▶ YOUR GOAL: Identify all lines in the listing that include the word "leer", and copy them out.

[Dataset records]

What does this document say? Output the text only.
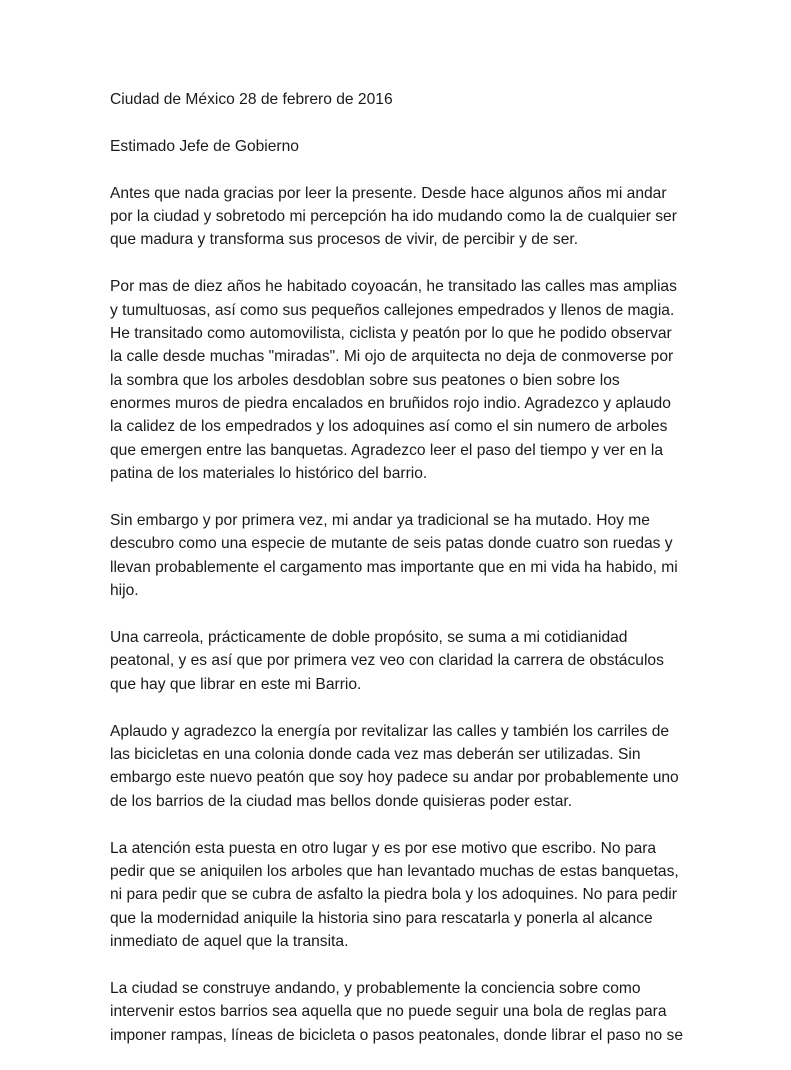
Ciudad de México 28 de febrero de 2016

Estimado Jefe de Gobierno

Antes que nada gracias por leer la presente. Desde hace algunos años mi andar
por la ciudad y sobretodo mi percepción ha ido mudando como la de cualquier ser
que madura y transforma sus procesos de vivir, de percibir y de ser.

Por mas de diez años he habitado coyoacán, he transitado las calles mas amplias
y tumultuosas, así como sus pequeños callejones empedrados y llenos de magia.
He transitado como automovilista, ciclista y peatón por lo que he podido observar
la calle desde muchas "miradas". Mi ojo de arquitecta no deja de conmoverse por
la sombra que los arboles desdoblan sobre sus peatones o bien sobre los
enormes muros de piedra encalados en bruñidos rojo indio. Agradezco y aplaudo
la calidez de los empedrados y los adoquines así como el sin numero de arboles
que emergen entre las banquetas. Agradezco leer el paso del tiempo y ver en la
patina de los materiales lo histórico del barrio.

Sin embargo y por primera vez, mi andar ya tradicional se ha mutado. Hoy me
descubro como una especie de mutante de seis patas donde cuatro son ruedas y
llevan probablemente el cargamento mas importante que en mi vida ha habido, mi
hijo.

Una carreola, prácticamente de doble propósito, se suma a mi cotidianidad
peatonal, y es así que por primera vez veo con claridad la carrera de obstáculos
que hay que librar en este mi Barrio.

Aplaudo y agradezco la energía por revitalizar las calles y también los carriles de
las bicicletas en una colonia donde cada vez mas deberán ser utilizadas. Sin
embargo este nuevo peatón que soy hoy padece su andar por probablemente uno
de los barrios de la ciudad mas bellos donde quisieras poder estar.

La atención esta puesta en otro lugar y es por ese motivo que escribo. No para
pedir que se aniquilen los arboles que han levantado muchas de estas banquetas,
ni para pedir que se cubra de asfalto la piedra bola y los adoquines. No para pedir
que la modernidad aniquile la historia sino para rescatarla y ponerla al alcance
inmediato de aquel que la transita.

La ciudad se construye andando, y probablemente la conciencia sobre como
intervenir estos barrios sea aquella que no puede seguir una bola de reglas para
imponer rampas, líneas de bicicleta o pasos peatonales, donde librar el paso no se
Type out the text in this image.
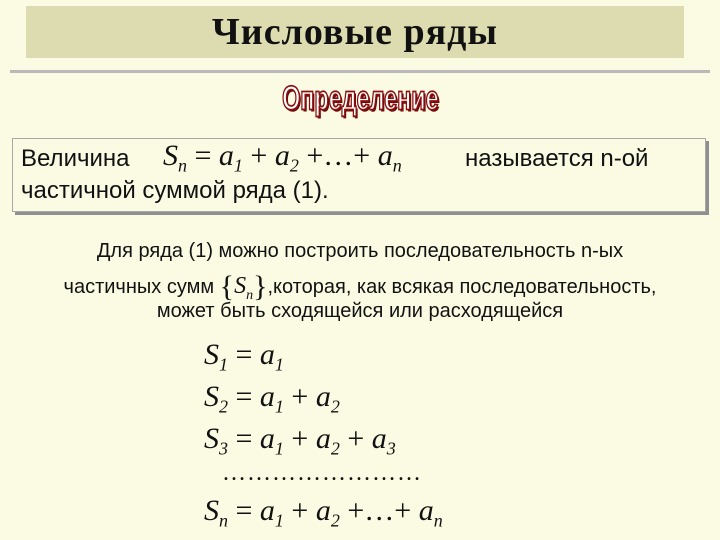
Числовые ряды
Определение
Величина $S_n = a_1 + a_2$ +…+ $a_n$	называется n-ой
частичной суммой ряда (1).
Для ряда (1) можно построить последовательность n-ых
частичных сумм $\{S_n\},которая$, как всякая последовательность,
может быть сходящейся или расходящейся
$S_1 = a_1$
$S_2 = a_1 + a_2$
$S_3 = a_1 + a_2 + a_3$
……………………
$S_n = a_1 + a_2$ +…+ $a_n$
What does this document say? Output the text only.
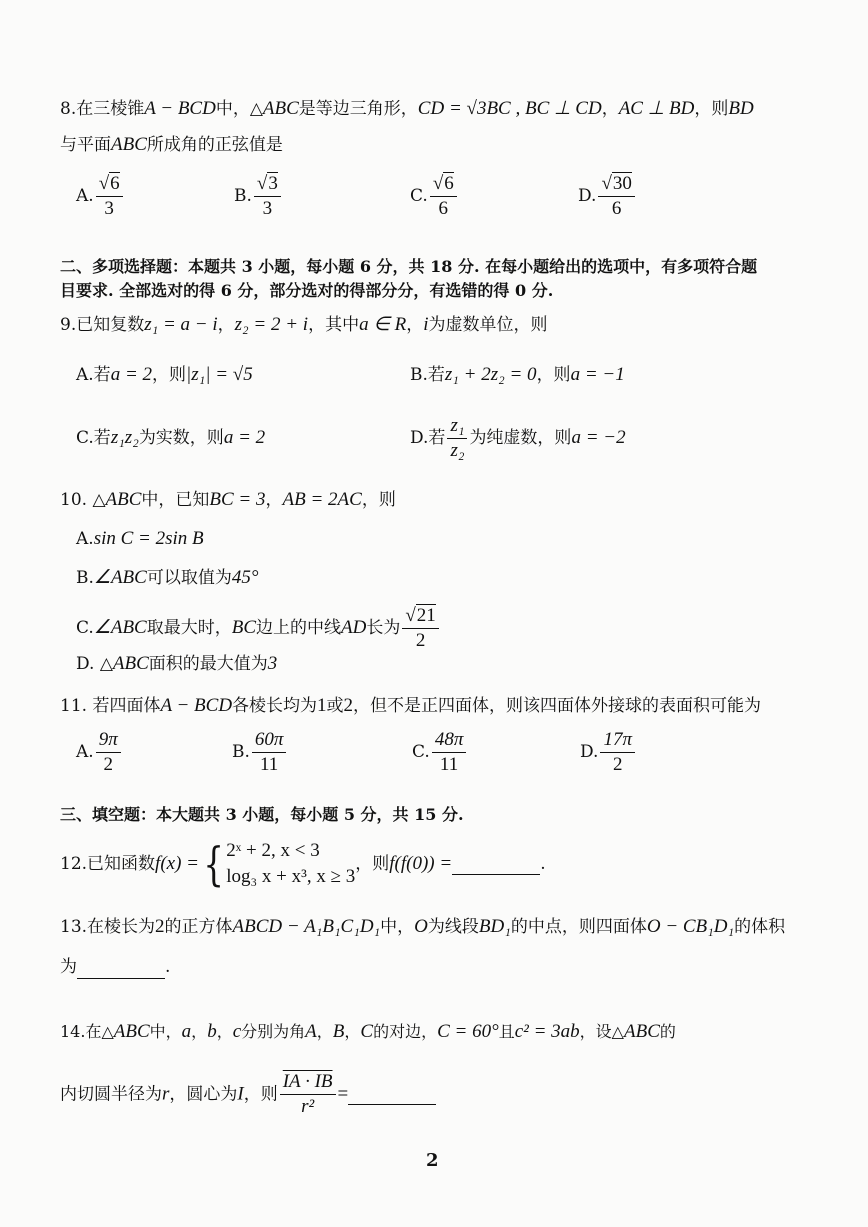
8.在三棱锥A − BCD中，△ABC是等边三角形，CD = √3BC , BC ⊥ CD，AC ⊥ BD，则BD
与平面ABC所成角的正弦值是
A. $\frac{√6}{3}$	B. $\frac{√3}{3}$	C. $\frac{√6}{6}$	D. $\frac{√30}{6}$
二、多项选择题：本题共 3 小题，每小题 6 分，共 18 分. 在每小题给出的选项中，有多项符合题
目要求. 全部选对的得 6 分，部分选对的得部分分，有选错的得 0 分.
9.已知复数z₁ = a − i，z₂ = 2 + i，其中a ∈ R，i为虚数单位，则
A.若a = 2，则|z₁| = √5	B.若z₁ + 2z₂ = 0，则a = −1
C.若z₁z₂为实数，则a = 2	D.若 $\frac{\text{z₁}}{\text{z₂}}$ 为纯虚数，则a = −2
10. △ABC中，已知BC = 3，AB = 2AC，则
A.sin C = 2sin B
B.∠ABC可以取值为45°
C.∠ABC取最大时，BC边上的中线AD长为 $\frac{√21}{2}$
D. △ABC面积的最大值为3
11. 若四面体A − BCD各棱长均为1或2，但不是正四面体，则该四面体外接球的表面积可能为
A. $\frac{9\pi}{2}$	B. $\frac{60\pi}{11}$	C. $\frac{48\pi}{11}$	D. $\frac{17\pi}{2}$
三、填空题：本大题共 3 小题，每小题 5 分，共 15 分.
12.已知函数f(x) ={ 2ˣ + 2, x < 3
log₃ x + x³, x ≥ 3
，则f(f(0)) =	.
13.在棱长为2的正方体ABCD − A₁B₁C₁D₁中，O为线段BD₁的中点，则四面体O − CB₁D₁的体积
为	.
14.在△ABC中，a，b，c分别为角A，B，C的对边，C = 60°且c² = 3ab，设△ABC的
内切圆半径为r，圆心为I，则 $\frac{IA \cdot IB}{\text{r²}}$ =
2
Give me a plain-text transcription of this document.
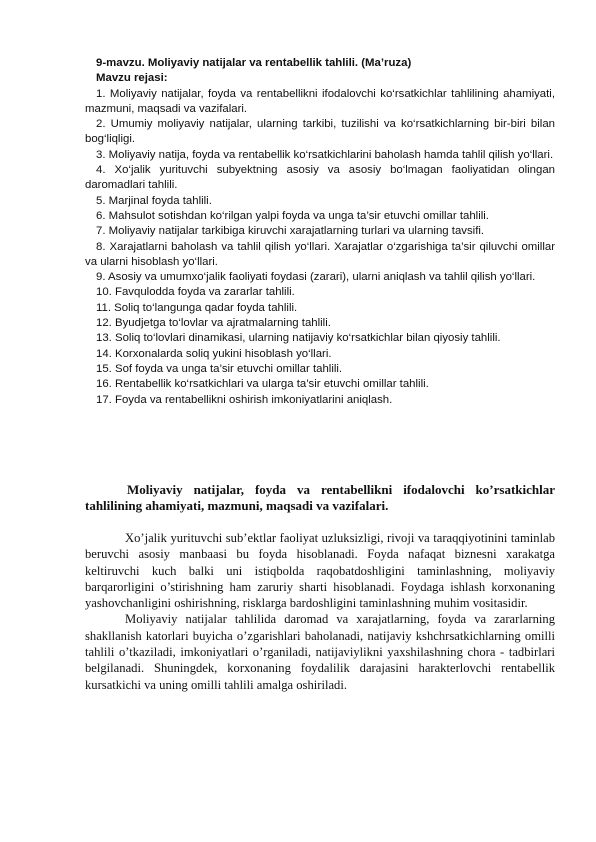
9-mavzu. Moliyaviy natijalar va rentabellik tahlili. (Ma’ruza)

Mavzu rejasi:

1. Moliyaviy natijalar, foyda va rentabellikni ifodalovchi ko‘rsatkichlar tahlilining ahamiyati, mazmuni, maqsadi va vazifalari.

2. Umumiy moliyaviy natijalar, ularning tarkibi, tuzilishi va ko‘rsatkichlarning bir-biri bilan bog‘liqligi.

3. Moliyaviy natija, foyda va rentabellik ko‘rsatkichlarini baholash hamda tahlil qilish yo‘llari.

4. Xo‘jalik yurituvchi subyektning asosiy va asosiy bo‘lmagan faoliyatidan olingan daromadlari tahlili.

5. Marjinal foyda tahlili.

6. Mahsulot sotishdan ko‘rilgan yalpi foyda va unga ta’sir etuvchi omillar tahlili.

7. Moliyaviy natijalar tarkibiga kiruvchi xarajatlarning turlari va ularning tavsifi.

8. Xarajatlarni baholash va tahlil qilish yo‘llari. Xarajatlar o‘zgarishiga ta’sir qiluvchi omillar va ularni hisoblash yo‘llari.

9. Asosiy va umumxo‘jalik faoliyati foydasi (zarari), ularni aniqlash va tahlil qilish yo‘llari.

10. Favqulodda foyda va zararlar tahlili.

11. Soliq to‘langunga qadar foyda tahlili.

12. Byudjetga to‘lovlar va ajratmalarning tahlili.

13. Soliq to‘lovlari dinamikasi, ularning natijaviy ko‘rsatkichlar bilan qiyosiy tahlili.

14. Korxonalarda soliq yukini hisoblash yo‘llari.

15. Sof foyda va unga ta’sir etuvchi omillar tahlili.

16. Rentabellik ko‘rsatkichlari va ularga ta’sir etuvchi omillar tahlili.

17. Foyda va rentabellikni oshirish imkoniyatlarini aniqlash.

Moliyaviy natijalar, foyda va rentabellikni ifodalovchi ko’rsatkichlar tahlilining ahamiyati, mazmuni, maqsadi va vazifalari.

Xo’jalik yurituvchi sub’ektlar faoliyat uzluksizligi, rivoji va taraqqiyotinini taminlab beruvchi asosiy manbaasi bu foyda hisoblanadi. Foyda nafaqat biznesni xarakatga keltiruvchi kuch balki uni istiqbolda raqobatdoshligini taminlashning, moliyaviy barqarorligini o’stirishning ham zaruriy sharti hisoblanadi. Foydaga ishlash korxonaning yashovchanligini oshirishning, risklarga bardoshligini taminlashning muhim vositasidir.

Moliyaviy natijalar tahlilida daromad va xarajatlarning, foyda va zararlarning shakllanish katorlari buyicha o’zgarishlari baholanadi, natijaviy kshchrsatkichlarning omilli tahlili o’tkaziladi, imkoniyatlari o’rganiladi, natijaviylikni yaxshilashning chora - tadbirlari belgilanadi. Shuningdek, korxonaning foydalilik darajasini harakterlovchi rentabellik kursatkichi va uning omilli tahlili amalga oshiriladi.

▶ WRITTEN ANSWER:
Antes que nada gracias por leer la presente. Desde hace algunos años mi andar
que emergen entre las banquetas. Agradezco leer el paso del tiempo y ver en la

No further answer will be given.